**Problem**: Reproduce the listing below exactly. Pictures do not belong in the copy.
## Start
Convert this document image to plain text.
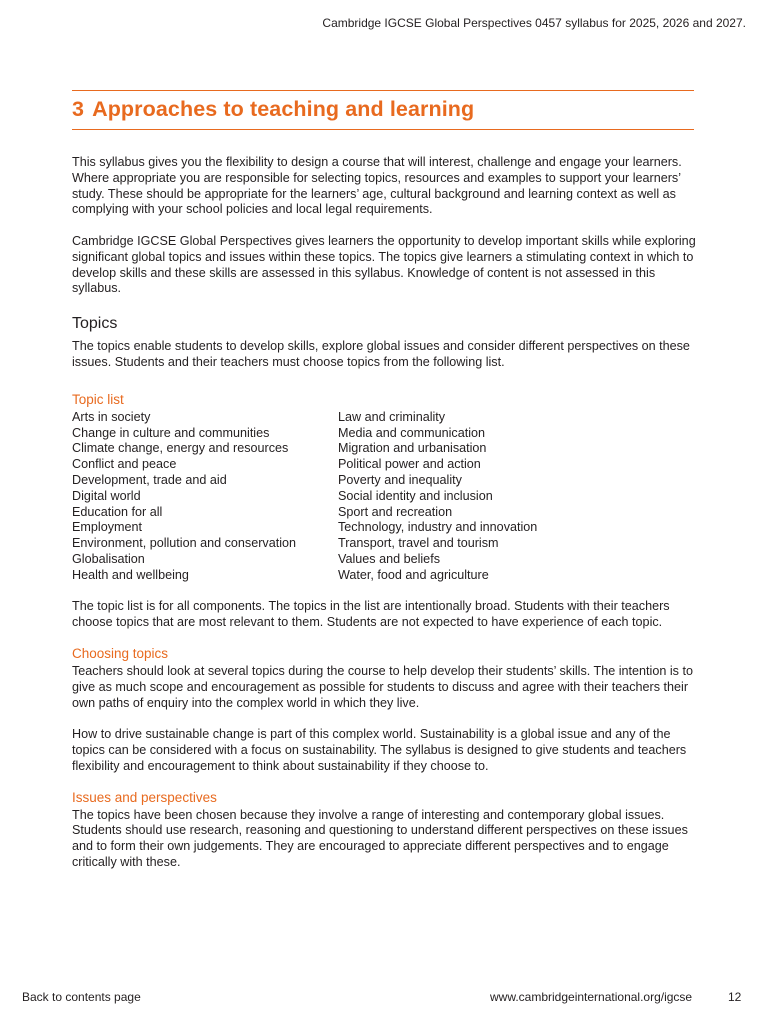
Cambridge IGCSE Global Perspectives 0457 syllabus for 2025, 2026 and 2027.
3 Approaches to teaching and learning

This syllabus gives you the flexibility to design a course that will interest, challenge and engage your learners. Where appropriate you are responsible for selecting topics, resources and examples to support your learners’ study. These should be appropriate for the learners’ age, cultural background and learning context as well as complying with your school policies and local legal requirements.

Cambridge IGCSE Global Perspectives gives learners the opportunity to develop important skills while exploring significant global topics and issues within these topics. The topics give learners a stimulating context in which to develop skills and these skills are assessed in this syllabus. Knowledge of content is not assessed in this syllabus.

Topics

The topics enable students to develop skills, explore global issues and consider different perspectives on these issues. Students and their teachers must choose topics from the following list.

Topic list
Arts in society
Change in culture and communities
Climate change, energy and resources
Conflict and peace
Development, trade and aid
Digital world
Education for all
Employment
Environment, pollution and conservation
Globalisation
Health and wellbeing
Law and criminality
Media and communication
Migration and urbanisation
Political power and action
Poverty and inequality
Social identity and inclusion
Sport and recreation
Technology, industry and innovation
Transport, travel and tourism
Values and beliefs
Water, food and agriculture

The topic list is for all components. The topics in the list are intentionally broad. Students with their teachers choose topics that are most relevant to them. Students are not expected to have experience of each topic.

Choosing topics

Teachers should look at several topics during the course to help develop their students’ skills. The intention is to give as much scope and encouragement as possible for students to discuss and agree with their teachers their own paths of enquiry into the complex world in which they live.

How to drive sustainable change is part of this complex world. Sustainability is a global issue and any of the topics can be considered with a focus on sustainability. The syllabus is designed to give students and teachers flexibility and encouragement to think about sustainability if they choose to.

Issues and perspectives

The topics have been chosen because they involve a range of interesting and contemporary global issues. Students should use research, reasoning and questioning to understand different perspectives on these issues and to form their own judgements. They are encouraged to appreciate different perspectives and to engage critically with these.

Back to contents page	www.cambridgeinternational.org/igcse	12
## End
**Exercise response**:
Convert this document image to plain text.
Cambridge IGCSE Global Perspectives 0457 syllabus for 2025, 2026 and 2027.
3 Approaches to teaching and learning

This syllabus gives you the flexibility to design a course that will interest, challenge and engage your learners. Where appropriate you are responsible for selecting topics, resources and examples to support your learners’ study. These should be appropriate for the learners’ age, cultural background and learning context as well as complying with your school policies and local legal requirements.

Cambridge IGCSE Global Perspectives gives learners the opportunity to develop important skills while exploring significant global topics and issues within these topics. The topics give learners a stimulating context in which to develop skills and these skills are assessed in this syllabus. Knowledge of content is not assessed in this syllabus.

Topics

The topics enable students to develop skills, explore global issues and consider different perspectives on these issues. Students and their teachers must choose topics from the following list.

Topic list
Arts in society
Change in culture and communities
Climate change, energy and resources
Conflict and peace
Development, trade and aid
Digital world
Education for all
Employment
Environment, pollution and conservation
Globalisation
Health and wellbeing
Law and criminality
Media and communication
Migration and urbanisation
Political power and action
Poverty and inequality
Social identity and inclusion
Sport and recreation
Technology, industry and innovation
Transport, travel and tourism
Values and beliefs
Water, food and agriculture

The topic list is for all components. The topics in the list are intentionally broad. Students with their teachers choose topics that are most relevant to them. Students are not expected to have experience of each topic.

Choosing topics

Teachers should look at several topics during the course to help develop their students’ skills. The intention is to give as much scope and encouragement as possible for students to discuss and agree with their teachers their own paths of enquiry into the complex world in which they live.

How to drive sustainable change is part of this complex world. Sustainability is a global issue and any of the topics can be considered with a focus on sustainability. The syllabus is designed to give students and teachers flexibility and encouragement to think about sustainability if they choose to.

Issues and perspectives

The topics have been chosen because they involve a range of interesting and contemporary global issues. Students should use research, reasoning and questioning to understand different perspectives on these issues and to form their own judgements. They are encouraged to appreciate different perspectives and to engage critically with these.

Back to contents page	www.cambridgeinternational.org/igcse	12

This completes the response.